» Goal:
Gather all lines containing the string "text" and copy them out.

··· Data excerpts ···

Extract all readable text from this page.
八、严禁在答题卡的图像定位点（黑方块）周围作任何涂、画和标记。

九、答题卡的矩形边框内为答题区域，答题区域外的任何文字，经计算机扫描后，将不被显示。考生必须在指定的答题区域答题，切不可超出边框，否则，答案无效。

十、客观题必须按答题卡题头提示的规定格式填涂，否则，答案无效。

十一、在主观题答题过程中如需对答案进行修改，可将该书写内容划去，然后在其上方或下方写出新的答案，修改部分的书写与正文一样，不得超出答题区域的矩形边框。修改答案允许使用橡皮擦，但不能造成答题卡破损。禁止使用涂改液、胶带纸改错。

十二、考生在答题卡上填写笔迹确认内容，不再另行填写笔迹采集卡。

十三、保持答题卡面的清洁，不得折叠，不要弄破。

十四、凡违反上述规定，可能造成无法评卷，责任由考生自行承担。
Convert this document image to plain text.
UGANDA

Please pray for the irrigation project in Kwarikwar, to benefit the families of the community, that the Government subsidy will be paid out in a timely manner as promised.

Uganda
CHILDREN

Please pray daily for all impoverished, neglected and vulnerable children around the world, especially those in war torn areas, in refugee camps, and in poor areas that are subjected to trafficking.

···

» Final result:
Extract all readable text from this page.
Convert this document image to plain text.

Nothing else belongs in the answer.